■ **Task requirements**:
Review the material line by line. Identify and copy every line that contains the string "LADO".

○ ○ ○ ○

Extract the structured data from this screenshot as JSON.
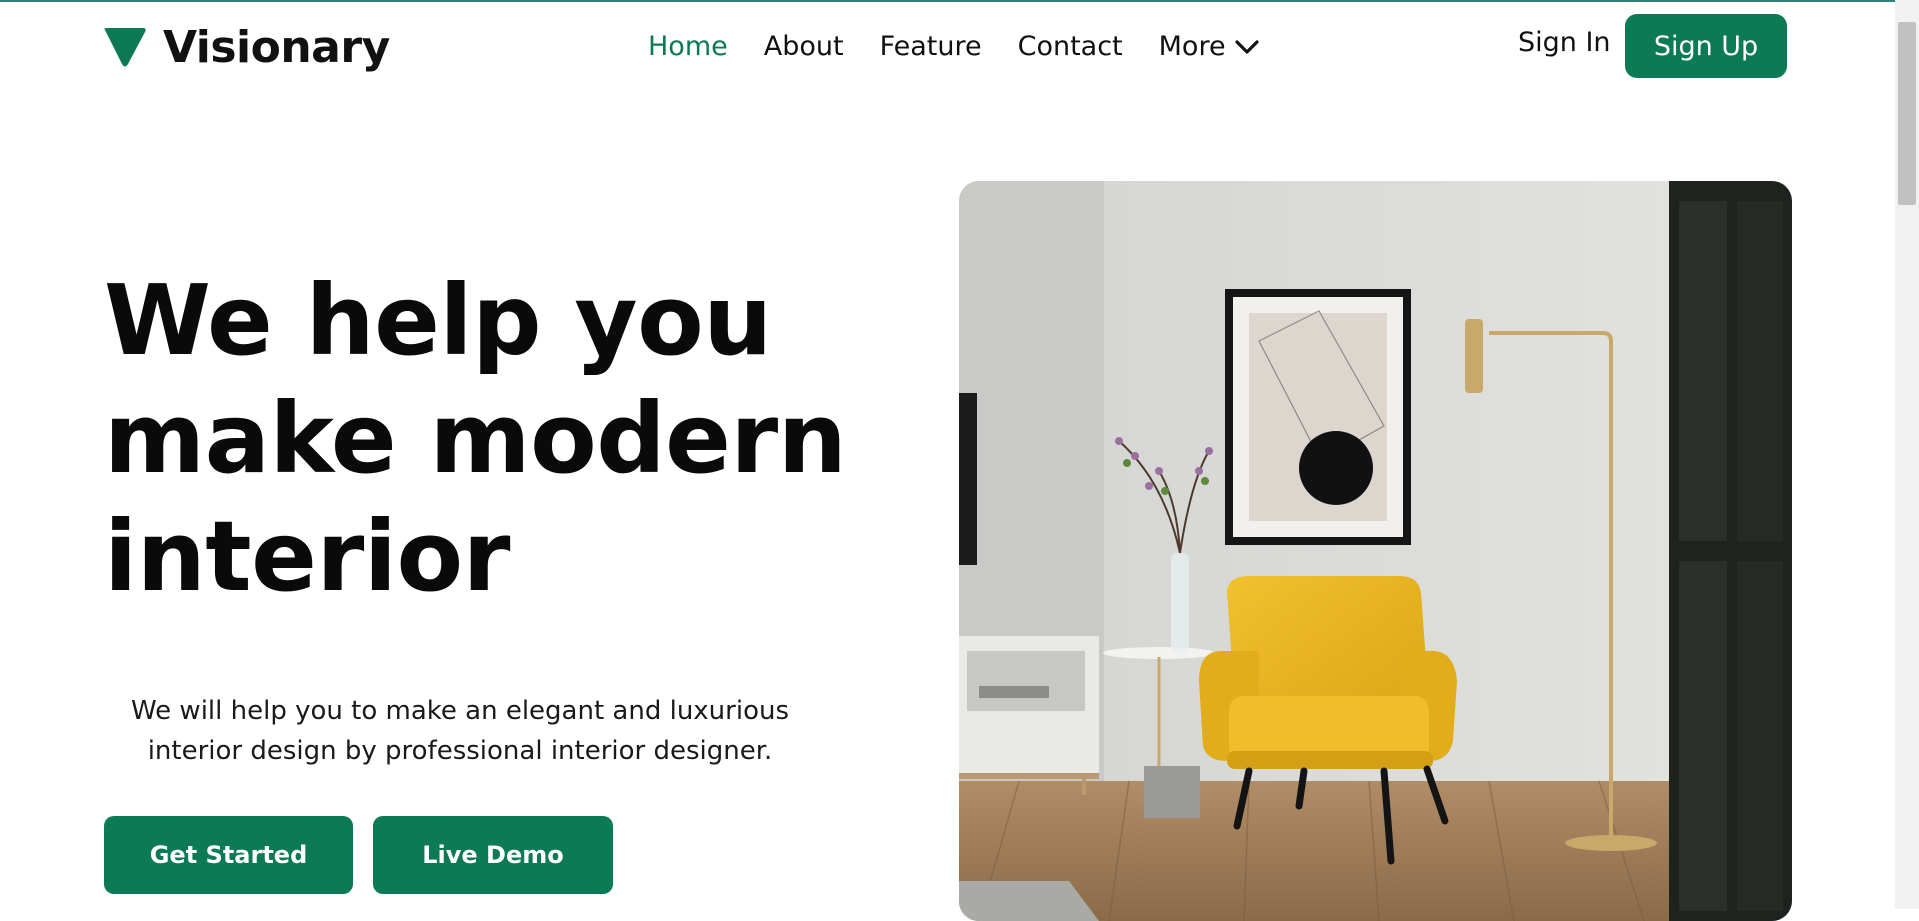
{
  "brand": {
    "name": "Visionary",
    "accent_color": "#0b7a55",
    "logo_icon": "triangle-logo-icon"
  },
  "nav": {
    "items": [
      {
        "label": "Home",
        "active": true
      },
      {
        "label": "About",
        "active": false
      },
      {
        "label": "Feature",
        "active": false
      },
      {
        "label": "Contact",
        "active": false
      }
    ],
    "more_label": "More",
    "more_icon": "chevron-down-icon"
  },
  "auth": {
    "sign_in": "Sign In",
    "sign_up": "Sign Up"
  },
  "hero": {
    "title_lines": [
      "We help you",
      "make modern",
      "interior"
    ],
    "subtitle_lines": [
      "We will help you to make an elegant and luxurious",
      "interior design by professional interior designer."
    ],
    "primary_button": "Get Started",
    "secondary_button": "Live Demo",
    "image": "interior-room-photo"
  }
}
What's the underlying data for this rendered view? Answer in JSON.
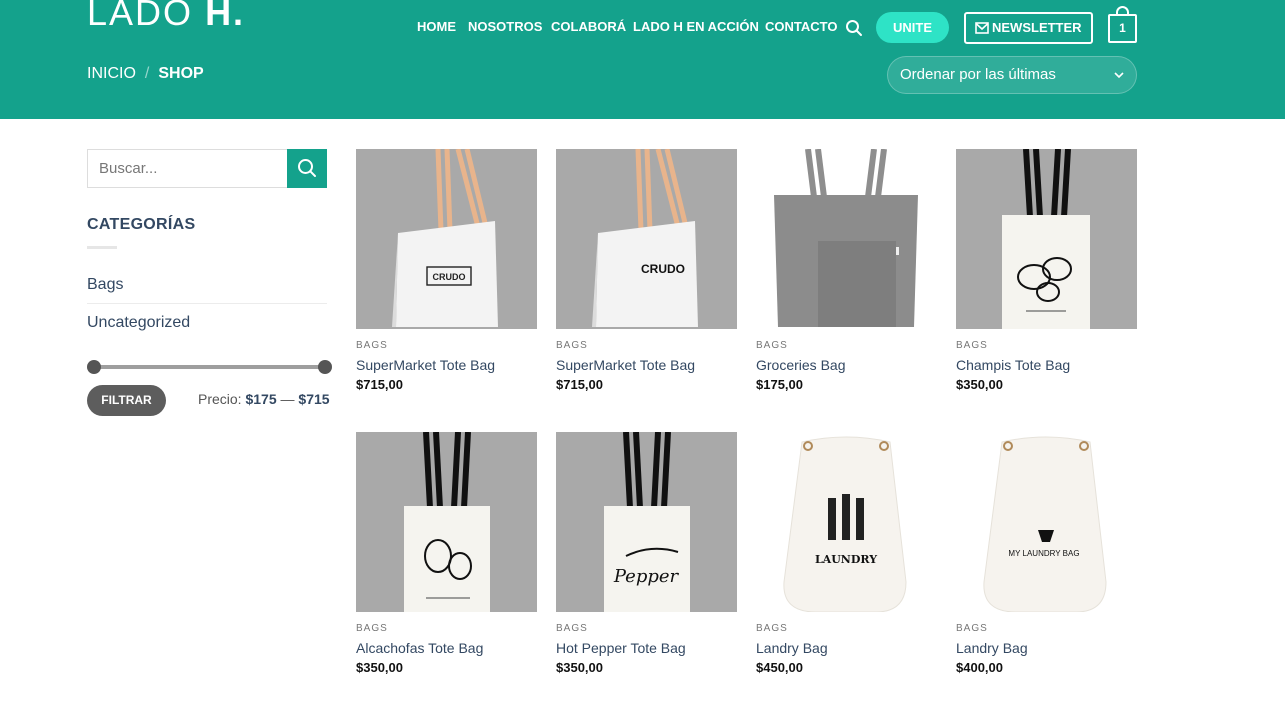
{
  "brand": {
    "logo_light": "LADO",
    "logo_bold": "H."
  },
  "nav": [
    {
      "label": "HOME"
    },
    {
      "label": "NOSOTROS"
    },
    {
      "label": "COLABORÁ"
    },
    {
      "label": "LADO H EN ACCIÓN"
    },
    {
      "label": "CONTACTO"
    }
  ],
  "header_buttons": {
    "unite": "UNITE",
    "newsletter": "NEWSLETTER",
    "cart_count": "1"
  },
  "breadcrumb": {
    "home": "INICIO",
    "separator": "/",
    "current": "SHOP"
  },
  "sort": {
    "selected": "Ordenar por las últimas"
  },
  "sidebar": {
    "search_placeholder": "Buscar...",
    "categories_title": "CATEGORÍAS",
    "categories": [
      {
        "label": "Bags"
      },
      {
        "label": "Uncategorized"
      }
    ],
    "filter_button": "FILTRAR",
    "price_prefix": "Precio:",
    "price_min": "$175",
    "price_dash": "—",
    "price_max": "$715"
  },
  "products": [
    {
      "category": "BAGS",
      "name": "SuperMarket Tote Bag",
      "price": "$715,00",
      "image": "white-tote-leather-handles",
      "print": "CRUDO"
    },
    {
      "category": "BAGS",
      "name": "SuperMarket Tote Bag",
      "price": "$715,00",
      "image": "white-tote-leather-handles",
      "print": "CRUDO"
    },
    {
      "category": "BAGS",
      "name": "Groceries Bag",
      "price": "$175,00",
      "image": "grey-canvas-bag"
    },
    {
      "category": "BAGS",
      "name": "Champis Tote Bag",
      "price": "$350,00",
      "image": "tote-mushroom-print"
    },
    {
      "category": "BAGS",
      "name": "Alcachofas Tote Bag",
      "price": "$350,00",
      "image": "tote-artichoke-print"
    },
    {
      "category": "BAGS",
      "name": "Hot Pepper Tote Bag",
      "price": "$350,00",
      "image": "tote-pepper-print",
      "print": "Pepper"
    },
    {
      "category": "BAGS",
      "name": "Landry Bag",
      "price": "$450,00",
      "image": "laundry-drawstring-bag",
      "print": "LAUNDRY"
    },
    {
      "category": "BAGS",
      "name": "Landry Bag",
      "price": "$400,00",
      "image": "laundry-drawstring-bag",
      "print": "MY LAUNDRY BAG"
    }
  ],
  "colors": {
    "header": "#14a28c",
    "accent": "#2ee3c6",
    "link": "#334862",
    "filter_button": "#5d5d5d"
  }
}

○ ○ ○ ○

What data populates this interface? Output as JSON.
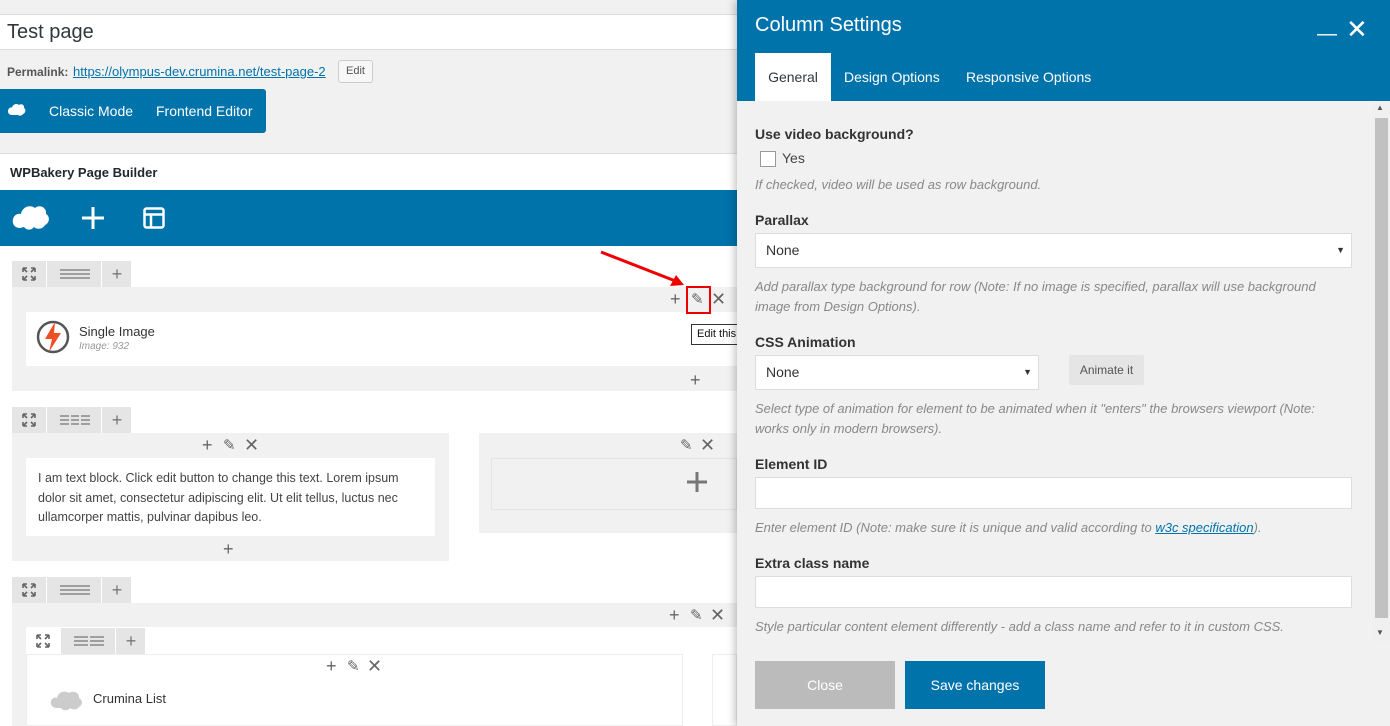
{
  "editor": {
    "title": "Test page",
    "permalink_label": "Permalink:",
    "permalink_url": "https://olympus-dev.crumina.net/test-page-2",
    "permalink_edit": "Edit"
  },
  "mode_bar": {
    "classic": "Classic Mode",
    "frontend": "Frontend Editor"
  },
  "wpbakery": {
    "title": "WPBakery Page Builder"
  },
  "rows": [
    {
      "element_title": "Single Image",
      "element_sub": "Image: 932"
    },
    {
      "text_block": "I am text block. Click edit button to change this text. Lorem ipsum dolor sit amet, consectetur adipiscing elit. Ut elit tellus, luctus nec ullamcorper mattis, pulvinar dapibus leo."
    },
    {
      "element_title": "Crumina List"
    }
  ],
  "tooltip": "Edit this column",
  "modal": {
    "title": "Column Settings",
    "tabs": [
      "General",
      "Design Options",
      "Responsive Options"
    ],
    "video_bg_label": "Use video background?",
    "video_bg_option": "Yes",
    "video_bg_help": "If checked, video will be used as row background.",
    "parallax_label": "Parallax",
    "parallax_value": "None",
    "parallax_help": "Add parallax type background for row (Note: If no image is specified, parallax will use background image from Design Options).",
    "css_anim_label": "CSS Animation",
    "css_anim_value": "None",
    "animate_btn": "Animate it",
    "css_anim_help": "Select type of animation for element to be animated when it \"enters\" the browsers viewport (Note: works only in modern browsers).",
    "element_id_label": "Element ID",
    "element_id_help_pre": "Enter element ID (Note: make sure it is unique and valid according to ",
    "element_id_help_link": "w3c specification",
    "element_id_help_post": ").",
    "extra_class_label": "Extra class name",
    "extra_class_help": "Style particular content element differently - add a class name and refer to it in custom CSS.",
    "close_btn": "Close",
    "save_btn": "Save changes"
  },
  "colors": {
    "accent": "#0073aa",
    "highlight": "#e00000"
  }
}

○ ○ ○ ○

■ **Exercise answer**:
    "logo_light": "LADO",
      "label": "LADO H EN ACCIÓN"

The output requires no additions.